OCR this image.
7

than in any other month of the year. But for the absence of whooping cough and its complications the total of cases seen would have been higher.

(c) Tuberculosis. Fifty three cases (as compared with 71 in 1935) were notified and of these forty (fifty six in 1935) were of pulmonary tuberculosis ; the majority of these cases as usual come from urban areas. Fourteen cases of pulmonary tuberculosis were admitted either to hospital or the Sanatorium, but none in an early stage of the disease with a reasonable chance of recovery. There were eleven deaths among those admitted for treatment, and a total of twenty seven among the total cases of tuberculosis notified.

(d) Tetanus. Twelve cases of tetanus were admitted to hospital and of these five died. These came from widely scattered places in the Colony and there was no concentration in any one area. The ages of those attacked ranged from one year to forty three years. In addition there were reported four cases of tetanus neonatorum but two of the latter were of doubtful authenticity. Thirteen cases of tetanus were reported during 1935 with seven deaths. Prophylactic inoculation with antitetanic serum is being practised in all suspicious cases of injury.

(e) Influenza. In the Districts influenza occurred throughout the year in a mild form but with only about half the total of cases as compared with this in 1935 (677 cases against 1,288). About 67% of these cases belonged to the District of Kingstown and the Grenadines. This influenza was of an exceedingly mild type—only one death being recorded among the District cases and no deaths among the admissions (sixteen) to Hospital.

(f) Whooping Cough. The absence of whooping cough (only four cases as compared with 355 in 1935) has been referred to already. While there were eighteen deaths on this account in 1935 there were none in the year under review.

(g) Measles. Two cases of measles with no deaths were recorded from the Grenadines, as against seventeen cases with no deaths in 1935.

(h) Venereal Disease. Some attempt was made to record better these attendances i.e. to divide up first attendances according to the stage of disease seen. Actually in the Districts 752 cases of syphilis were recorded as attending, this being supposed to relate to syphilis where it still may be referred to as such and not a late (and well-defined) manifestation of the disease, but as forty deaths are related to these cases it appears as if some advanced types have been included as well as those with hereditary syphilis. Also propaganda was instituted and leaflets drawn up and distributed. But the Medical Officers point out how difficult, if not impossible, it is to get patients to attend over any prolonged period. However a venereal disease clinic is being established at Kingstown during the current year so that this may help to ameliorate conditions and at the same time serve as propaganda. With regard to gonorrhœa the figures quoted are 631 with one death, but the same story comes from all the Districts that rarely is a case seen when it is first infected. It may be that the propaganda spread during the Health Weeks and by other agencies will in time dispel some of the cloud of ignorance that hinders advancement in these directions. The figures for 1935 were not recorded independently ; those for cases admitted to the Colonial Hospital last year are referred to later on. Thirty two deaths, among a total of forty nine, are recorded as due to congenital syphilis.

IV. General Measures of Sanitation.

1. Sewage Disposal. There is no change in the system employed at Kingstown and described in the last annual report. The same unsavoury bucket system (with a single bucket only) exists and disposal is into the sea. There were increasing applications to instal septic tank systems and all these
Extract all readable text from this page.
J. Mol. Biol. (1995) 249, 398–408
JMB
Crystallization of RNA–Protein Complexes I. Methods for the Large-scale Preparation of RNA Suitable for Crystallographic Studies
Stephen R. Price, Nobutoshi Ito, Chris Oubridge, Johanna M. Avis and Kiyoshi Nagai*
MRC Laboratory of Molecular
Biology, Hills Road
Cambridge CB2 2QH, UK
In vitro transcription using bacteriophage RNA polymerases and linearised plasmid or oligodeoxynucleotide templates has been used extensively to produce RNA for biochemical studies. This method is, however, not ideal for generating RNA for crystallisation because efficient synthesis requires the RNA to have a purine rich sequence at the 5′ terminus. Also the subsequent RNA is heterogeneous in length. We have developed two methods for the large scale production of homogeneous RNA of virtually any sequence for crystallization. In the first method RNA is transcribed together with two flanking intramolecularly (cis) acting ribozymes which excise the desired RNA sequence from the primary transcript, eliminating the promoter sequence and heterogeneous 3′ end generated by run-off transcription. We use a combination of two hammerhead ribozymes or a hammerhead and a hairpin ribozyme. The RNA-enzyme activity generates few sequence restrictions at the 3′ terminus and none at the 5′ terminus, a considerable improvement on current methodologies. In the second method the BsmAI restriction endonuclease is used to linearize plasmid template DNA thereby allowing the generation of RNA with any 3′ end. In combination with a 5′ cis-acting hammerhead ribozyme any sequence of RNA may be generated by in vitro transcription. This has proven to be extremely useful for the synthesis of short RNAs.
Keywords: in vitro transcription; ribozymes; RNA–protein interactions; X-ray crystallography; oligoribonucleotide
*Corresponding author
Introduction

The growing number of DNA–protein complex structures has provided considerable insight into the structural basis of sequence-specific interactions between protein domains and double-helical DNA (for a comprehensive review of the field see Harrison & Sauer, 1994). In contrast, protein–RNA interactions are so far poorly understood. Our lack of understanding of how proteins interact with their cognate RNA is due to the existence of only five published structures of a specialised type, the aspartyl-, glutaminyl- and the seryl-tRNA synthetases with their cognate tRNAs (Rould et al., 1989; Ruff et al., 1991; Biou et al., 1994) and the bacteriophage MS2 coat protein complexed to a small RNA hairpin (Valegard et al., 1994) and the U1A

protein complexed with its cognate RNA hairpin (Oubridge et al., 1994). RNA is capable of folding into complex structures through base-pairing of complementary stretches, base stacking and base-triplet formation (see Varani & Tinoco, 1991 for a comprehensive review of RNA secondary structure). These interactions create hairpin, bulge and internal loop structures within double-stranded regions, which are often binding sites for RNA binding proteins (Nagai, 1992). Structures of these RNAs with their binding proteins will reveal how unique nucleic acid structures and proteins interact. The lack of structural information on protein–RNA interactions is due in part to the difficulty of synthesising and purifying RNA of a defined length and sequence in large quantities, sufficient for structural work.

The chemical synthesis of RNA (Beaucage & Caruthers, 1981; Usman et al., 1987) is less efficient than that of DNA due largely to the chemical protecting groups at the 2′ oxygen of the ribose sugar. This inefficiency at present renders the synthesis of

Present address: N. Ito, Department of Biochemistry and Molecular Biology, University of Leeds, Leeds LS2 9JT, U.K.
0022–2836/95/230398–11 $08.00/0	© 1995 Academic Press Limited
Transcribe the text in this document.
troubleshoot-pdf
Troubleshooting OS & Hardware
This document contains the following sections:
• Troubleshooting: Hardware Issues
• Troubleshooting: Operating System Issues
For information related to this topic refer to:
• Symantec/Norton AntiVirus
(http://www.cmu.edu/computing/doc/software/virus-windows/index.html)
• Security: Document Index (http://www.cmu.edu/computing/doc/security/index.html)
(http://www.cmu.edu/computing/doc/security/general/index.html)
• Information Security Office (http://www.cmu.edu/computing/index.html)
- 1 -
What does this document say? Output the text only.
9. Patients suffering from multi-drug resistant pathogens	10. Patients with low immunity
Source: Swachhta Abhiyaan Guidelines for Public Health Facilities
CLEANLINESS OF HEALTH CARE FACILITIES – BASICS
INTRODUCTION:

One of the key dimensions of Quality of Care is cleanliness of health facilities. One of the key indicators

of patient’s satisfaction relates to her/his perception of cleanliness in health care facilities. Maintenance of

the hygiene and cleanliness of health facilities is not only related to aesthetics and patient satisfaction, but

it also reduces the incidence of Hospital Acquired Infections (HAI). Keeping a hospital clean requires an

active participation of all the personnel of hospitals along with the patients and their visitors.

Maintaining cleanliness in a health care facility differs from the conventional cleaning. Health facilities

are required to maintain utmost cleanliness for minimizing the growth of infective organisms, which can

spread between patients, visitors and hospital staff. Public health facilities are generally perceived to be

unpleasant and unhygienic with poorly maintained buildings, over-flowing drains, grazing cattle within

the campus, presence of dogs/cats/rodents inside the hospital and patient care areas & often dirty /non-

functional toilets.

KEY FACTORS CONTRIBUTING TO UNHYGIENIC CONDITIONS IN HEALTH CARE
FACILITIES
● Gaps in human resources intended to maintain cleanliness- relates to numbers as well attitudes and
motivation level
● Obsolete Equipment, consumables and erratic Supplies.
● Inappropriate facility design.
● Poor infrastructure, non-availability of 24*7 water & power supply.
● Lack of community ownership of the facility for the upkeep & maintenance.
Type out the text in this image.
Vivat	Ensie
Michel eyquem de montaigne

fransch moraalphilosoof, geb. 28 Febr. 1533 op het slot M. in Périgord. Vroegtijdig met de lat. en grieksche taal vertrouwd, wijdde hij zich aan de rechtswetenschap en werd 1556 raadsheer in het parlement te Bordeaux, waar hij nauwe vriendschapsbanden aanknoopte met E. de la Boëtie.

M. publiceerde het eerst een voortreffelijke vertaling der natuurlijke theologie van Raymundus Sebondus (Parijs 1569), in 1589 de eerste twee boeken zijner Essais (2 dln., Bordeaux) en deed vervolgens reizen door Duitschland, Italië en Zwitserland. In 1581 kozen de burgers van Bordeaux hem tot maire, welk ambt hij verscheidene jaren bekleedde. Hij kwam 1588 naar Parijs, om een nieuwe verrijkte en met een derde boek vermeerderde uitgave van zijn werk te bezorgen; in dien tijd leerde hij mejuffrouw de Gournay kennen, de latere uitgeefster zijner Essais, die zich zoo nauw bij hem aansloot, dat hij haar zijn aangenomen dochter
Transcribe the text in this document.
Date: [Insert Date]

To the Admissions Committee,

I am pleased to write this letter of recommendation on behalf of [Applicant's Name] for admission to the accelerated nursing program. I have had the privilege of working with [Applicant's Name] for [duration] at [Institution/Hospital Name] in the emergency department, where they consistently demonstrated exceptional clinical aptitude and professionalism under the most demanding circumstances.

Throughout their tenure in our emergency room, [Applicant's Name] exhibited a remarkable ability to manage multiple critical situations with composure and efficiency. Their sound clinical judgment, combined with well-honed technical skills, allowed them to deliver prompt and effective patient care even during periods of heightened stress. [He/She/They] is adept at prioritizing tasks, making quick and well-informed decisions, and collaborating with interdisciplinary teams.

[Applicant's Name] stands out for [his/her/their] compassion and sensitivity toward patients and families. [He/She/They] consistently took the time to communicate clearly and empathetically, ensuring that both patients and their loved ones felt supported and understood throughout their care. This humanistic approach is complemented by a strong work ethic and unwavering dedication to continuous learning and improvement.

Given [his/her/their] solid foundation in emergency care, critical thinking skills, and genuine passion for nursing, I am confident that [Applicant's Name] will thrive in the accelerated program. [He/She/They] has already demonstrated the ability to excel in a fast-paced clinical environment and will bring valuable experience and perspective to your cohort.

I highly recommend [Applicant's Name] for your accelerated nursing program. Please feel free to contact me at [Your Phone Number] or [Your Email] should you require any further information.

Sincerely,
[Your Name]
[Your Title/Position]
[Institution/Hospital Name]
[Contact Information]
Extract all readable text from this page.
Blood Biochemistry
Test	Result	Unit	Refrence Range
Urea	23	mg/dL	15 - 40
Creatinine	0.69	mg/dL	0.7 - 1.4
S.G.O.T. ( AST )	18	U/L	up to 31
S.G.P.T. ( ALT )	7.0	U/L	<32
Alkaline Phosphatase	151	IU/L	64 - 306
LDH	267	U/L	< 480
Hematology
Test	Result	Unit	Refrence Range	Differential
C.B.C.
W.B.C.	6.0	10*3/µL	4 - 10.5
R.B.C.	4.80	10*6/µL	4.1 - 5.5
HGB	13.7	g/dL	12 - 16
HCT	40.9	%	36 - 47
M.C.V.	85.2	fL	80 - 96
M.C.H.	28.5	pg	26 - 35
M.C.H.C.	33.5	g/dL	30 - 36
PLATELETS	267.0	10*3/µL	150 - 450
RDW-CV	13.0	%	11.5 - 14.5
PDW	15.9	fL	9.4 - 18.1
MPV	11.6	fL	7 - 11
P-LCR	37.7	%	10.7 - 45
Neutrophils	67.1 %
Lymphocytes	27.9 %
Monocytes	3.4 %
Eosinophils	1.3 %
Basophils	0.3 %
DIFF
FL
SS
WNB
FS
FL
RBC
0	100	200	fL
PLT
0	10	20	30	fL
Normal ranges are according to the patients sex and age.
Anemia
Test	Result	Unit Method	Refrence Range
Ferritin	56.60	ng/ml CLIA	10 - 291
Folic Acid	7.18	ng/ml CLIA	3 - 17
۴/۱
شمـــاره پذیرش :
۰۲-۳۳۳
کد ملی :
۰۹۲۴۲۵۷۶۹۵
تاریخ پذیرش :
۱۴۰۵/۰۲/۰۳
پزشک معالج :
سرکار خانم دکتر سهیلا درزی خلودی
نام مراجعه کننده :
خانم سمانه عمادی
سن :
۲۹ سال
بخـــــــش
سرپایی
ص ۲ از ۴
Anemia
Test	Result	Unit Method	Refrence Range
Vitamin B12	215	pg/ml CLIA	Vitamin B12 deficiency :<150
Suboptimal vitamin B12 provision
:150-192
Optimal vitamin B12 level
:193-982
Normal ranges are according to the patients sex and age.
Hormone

▶ WHAT THIS TASK INVOLVES:
How many lines of the records contain the string "Grenadines"? Respond with the number alone.

▶ SOLUTION FOR THIS TASK:
2